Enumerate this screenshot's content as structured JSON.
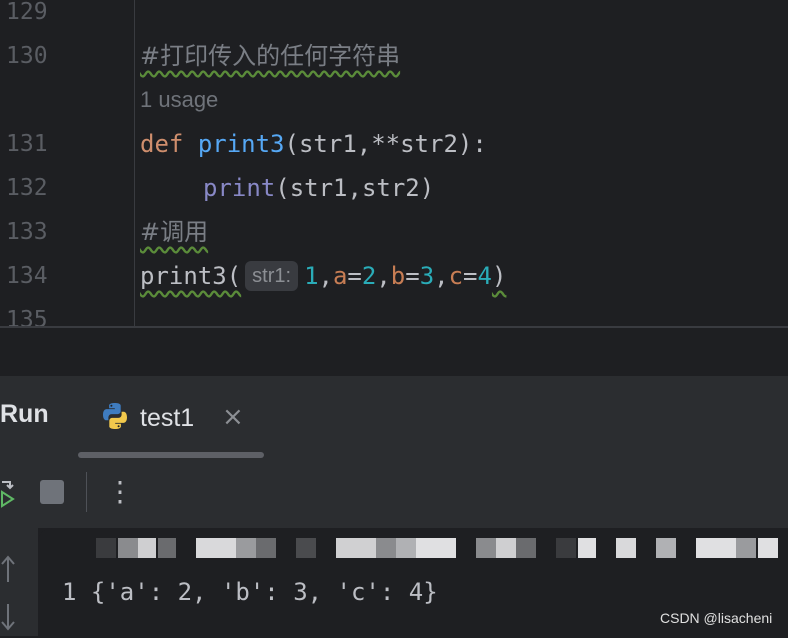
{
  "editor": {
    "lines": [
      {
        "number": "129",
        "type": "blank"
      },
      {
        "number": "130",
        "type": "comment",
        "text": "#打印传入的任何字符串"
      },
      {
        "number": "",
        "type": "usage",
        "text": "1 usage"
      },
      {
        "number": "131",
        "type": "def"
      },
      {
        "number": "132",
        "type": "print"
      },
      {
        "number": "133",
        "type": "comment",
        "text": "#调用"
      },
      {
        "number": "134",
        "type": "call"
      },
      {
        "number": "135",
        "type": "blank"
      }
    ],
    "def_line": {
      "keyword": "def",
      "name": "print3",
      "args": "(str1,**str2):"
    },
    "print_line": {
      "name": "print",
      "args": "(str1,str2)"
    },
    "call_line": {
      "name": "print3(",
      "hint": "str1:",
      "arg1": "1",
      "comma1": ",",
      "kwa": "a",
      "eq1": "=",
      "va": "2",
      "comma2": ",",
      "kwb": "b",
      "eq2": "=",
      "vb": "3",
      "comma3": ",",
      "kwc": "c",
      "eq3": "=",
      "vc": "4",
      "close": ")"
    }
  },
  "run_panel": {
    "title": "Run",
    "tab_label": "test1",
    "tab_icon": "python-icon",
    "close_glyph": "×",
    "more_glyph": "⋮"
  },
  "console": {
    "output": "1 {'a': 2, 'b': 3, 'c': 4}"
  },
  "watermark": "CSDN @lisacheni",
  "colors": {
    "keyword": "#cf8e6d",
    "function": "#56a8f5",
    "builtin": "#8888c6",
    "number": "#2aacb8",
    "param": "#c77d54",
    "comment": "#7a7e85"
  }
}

WHAT YOU WILL DO →
Without including any picture, retype the entries exactly.

CORRECT ANSWER →
Enumerate this screenshot's content as structured JSON.
{
  "editor": {
    "lines": [
      {
        "number": "129",
        "type": "blank"
      },
      {
        "number": "130",
        "type": "comment",
        "text": "#打印传入的任何字符串"
      },
      {
        "number": "",
        "type": "usage",
        "text": "1 usage"
      },
      {
        "number": "131",
        "type": "def"
      },
      {
        "number": "132",
        "type": "print"
      },
      {
        "number": "133",
        "type": "comment",
        "text": "#调用"
      },
      {
        "number": "134",
        "type": "call"
      },
      {
        "number": "135",
        "type": "blank"
      }
    ],
    "def_line": {
      "keyword": "def",
      "name": "print3",
      "args": "(str1,**str2):"
    },
    "print_line": {
      "name": "print",
      "args": "(str1,str2)"
    },
    "call_line": {
      "name": "print3(",
      "hint": "str1:",
      "arg1": "1",
      "comma1": ",",
      "kwa": "a",
      "eq1": "=",
      "va": "2",
      "comma2": ",",
      "kwb": "b",
      "eq2": "=",
      "vb": "3",
      "comma3": ",",
      "kwc": "c",
      "eq3": "=",
      "vc": "4",
      "close": ")"
    }
  },
  "run_panel": {
    "title": "Run",
    "tab_label": "test1",
    "tab_icon": "python-icon",
    "close_glyph": "×",
    "more_glyph": "⋮"
  },
  "console": {
    "output": "1 {'a': 2, 'b': 3, 'c': 4}"
  },
  "watermark": "CSDN @lisacheni",
  "colors": {
    "keyword": "#cf8e6d",
    "function": "#56a8f5",
    "builtin": "#8888c6",
    "number": "#2aacb8",
    "param": "#c77d54",
    "comment": "#7a7e85"
  }
}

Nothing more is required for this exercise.